◆ Request ◆
Go through the data below. List every line that holds the word "国家药监局批准注射用维拉苷酶β上市".
[start]
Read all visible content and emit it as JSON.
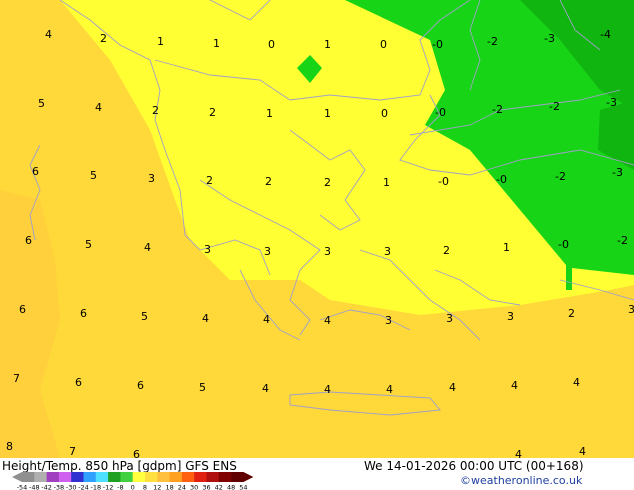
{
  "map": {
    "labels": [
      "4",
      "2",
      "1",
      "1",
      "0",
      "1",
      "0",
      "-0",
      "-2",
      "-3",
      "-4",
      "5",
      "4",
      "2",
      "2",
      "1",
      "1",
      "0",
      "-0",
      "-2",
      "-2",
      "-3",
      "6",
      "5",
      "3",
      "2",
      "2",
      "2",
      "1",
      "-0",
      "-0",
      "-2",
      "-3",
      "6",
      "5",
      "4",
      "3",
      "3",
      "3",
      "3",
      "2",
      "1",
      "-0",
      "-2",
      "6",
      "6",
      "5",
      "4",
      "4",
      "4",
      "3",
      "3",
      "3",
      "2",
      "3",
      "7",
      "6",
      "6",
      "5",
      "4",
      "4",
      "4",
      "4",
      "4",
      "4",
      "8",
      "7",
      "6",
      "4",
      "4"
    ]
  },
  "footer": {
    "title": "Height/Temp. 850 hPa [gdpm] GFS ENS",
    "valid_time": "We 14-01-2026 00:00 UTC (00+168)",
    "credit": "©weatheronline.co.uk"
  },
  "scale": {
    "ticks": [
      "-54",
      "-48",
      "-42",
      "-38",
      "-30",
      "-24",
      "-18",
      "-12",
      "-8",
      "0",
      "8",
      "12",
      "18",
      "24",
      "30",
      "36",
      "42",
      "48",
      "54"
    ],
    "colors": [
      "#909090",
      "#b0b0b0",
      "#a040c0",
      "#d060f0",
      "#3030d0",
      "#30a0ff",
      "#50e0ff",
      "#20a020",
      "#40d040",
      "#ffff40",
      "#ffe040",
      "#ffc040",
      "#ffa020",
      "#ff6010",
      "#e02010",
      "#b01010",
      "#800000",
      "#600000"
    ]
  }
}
[end]
[start]
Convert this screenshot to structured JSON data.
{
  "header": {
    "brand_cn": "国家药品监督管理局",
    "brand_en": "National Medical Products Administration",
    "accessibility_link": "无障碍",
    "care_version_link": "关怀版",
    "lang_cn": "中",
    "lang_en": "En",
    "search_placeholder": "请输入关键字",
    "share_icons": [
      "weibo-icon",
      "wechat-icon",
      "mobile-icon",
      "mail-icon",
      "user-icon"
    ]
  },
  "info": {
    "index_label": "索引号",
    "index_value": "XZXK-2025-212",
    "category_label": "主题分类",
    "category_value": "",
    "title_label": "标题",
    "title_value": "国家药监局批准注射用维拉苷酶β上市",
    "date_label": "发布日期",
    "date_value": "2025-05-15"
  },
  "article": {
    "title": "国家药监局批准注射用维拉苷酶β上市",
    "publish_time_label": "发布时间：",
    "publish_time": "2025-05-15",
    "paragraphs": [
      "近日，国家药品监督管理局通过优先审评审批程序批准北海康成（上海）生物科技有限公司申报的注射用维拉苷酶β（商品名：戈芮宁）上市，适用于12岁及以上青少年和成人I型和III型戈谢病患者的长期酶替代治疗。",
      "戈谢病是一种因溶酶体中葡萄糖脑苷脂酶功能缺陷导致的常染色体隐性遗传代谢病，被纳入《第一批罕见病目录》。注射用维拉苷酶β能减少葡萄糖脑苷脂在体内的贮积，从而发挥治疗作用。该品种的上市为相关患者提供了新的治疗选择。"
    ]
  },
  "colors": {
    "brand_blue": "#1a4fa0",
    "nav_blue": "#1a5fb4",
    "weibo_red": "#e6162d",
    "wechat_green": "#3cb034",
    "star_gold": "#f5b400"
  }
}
[end]
◆ Output of the task ◆
    "title_value": "国家药监局批准注射用维拉苷酶β上市",
    "title": "国家药监局批准注射用维拉苷酶β上市",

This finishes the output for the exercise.